(Data tied to figure images)
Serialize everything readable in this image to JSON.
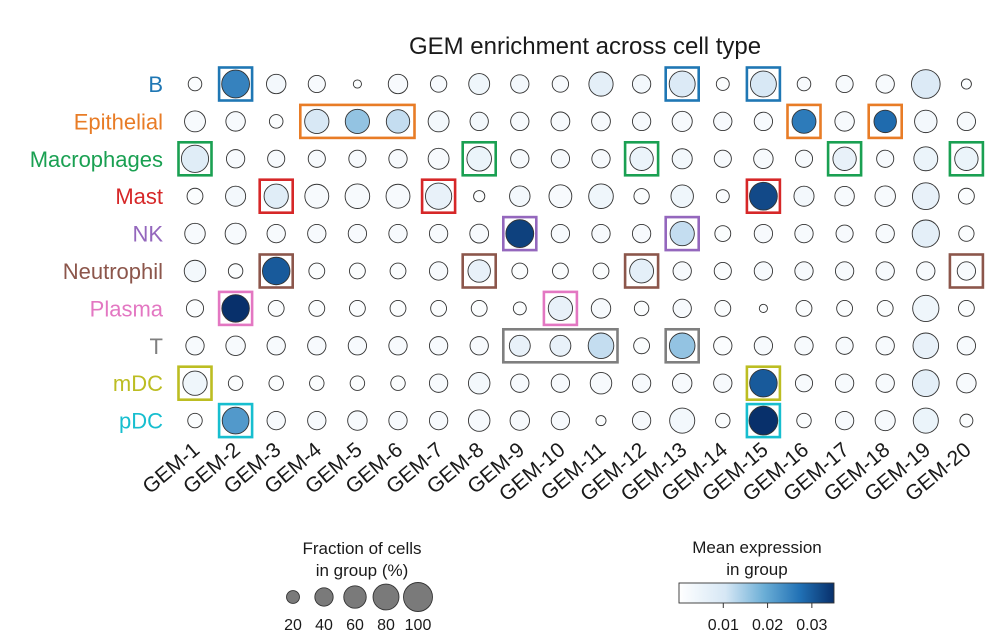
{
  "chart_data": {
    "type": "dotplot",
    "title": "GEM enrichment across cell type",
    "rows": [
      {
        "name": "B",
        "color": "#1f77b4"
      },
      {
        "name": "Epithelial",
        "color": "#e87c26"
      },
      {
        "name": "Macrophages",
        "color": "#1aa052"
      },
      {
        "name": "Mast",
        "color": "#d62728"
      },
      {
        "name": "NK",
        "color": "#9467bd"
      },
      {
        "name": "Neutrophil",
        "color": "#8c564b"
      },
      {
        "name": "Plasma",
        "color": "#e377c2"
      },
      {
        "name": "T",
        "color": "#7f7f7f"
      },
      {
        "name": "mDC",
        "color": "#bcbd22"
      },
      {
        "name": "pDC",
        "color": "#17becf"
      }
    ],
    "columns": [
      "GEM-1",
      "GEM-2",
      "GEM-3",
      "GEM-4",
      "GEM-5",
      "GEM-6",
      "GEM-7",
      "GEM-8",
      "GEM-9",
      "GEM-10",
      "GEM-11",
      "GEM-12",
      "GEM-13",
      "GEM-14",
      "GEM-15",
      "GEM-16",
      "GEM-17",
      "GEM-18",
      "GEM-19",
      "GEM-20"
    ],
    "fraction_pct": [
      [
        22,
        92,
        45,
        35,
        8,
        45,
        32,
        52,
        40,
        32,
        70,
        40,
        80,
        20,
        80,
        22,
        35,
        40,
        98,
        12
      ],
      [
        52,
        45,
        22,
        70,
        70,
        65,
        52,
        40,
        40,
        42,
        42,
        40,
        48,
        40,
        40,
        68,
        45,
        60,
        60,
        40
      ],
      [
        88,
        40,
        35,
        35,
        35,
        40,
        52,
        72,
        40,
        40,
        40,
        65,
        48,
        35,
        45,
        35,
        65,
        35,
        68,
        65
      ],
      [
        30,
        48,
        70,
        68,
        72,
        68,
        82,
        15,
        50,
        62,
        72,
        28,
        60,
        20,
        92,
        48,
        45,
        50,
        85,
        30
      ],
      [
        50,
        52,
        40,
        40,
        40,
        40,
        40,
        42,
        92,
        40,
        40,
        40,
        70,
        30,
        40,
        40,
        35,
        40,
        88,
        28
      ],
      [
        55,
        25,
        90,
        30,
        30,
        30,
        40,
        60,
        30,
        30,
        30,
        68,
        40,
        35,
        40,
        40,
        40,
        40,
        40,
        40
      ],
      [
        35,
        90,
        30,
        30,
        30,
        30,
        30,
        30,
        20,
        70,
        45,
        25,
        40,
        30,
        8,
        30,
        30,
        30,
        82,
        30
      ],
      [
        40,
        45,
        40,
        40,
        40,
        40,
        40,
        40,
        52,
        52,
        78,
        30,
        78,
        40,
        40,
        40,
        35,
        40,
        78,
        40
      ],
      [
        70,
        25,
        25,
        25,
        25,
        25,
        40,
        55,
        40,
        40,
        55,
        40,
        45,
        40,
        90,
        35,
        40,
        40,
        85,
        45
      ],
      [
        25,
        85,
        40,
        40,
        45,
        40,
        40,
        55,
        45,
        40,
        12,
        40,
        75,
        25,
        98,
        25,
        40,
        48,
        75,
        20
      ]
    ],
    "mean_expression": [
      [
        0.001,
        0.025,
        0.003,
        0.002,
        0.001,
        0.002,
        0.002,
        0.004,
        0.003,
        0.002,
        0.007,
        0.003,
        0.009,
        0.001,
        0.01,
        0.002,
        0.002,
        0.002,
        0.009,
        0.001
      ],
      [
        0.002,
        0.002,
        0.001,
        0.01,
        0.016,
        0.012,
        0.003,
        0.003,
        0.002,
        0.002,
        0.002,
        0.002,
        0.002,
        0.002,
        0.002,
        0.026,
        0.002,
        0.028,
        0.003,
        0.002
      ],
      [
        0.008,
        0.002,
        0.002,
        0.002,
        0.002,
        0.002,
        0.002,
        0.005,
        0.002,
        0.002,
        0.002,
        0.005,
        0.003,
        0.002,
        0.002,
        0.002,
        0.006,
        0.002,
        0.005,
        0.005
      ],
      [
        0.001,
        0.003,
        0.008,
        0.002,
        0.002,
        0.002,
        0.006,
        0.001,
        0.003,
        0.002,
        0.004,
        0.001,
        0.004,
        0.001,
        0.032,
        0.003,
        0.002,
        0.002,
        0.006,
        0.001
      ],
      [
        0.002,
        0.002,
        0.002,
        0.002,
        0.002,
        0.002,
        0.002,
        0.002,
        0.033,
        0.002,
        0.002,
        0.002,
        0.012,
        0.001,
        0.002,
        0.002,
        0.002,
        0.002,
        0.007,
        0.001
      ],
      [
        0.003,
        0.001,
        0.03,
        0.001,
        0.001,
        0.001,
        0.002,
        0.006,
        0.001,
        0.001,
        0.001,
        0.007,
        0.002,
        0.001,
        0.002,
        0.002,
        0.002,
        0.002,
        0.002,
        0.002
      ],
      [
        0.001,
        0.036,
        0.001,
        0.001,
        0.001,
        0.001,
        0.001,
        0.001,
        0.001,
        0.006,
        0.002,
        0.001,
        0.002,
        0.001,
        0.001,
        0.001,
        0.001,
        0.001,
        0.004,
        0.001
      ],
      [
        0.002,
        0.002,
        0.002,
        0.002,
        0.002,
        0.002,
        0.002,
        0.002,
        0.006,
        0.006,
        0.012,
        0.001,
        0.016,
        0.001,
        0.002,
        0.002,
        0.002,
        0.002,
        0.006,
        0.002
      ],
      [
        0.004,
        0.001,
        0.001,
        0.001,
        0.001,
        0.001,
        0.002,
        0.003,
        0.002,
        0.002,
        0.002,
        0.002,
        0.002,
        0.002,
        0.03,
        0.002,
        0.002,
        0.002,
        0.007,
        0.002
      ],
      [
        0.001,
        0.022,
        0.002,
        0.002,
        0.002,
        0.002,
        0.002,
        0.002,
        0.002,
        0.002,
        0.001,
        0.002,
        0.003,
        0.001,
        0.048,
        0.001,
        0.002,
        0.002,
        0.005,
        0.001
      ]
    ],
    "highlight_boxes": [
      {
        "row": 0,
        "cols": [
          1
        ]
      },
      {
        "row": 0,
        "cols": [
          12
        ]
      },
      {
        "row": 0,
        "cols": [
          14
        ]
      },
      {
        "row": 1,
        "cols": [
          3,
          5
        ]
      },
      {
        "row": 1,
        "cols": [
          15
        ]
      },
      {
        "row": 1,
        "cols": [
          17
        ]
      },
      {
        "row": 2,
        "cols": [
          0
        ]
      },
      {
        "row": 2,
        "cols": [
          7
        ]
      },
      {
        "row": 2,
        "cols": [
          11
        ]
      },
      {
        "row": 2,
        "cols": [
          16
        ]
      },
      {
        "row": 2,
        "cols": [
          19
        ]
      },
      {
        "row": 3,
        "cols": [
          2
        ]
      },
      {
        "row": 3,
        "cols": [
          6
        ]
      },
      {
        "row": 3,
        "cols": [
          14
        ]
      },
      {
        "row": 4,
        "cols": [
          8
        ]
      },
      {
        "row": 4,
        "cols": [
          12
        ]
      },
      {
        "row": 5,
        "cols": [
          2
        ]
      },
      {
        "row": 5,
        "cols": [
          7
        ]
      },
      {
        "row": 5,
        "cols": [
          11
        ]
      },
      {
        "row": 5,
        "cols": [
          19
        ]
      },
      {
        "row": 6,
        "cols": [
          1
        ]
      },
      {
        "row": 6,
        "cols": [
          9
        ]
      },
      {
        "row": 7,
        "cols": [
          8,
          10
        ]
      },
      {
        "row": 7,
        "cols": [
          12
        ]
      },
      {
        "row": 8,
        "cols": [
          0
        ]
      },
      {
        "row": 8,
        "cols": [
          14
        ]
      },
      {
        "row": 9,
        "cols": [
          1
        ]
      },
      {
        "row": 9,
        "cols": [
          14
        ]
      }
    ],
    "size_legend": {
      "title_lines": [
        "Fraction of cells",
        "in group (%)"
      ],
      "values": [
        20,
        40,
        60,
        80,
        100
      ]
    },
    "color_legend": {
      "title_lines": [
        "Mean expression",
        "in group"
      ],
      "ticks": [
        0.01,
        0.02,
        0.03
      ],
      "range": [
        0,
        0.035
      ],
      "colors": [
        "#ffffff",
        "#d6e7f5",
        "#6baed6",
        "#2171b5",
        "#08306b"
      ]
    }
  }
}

Your instructions ▸ Your task is to copy every line of the entries that contains the string "name".

Solution to this problem ▸
        "name": "B",
        "name": "Epithelial",
        "name": "Macrophages",
        "name": "Mast",
        "name": "NK",
        "name": "Neutrophil",
        "name": "Plasma",
        "name": "T",
        "name": "mDC",
        "name": "pDC",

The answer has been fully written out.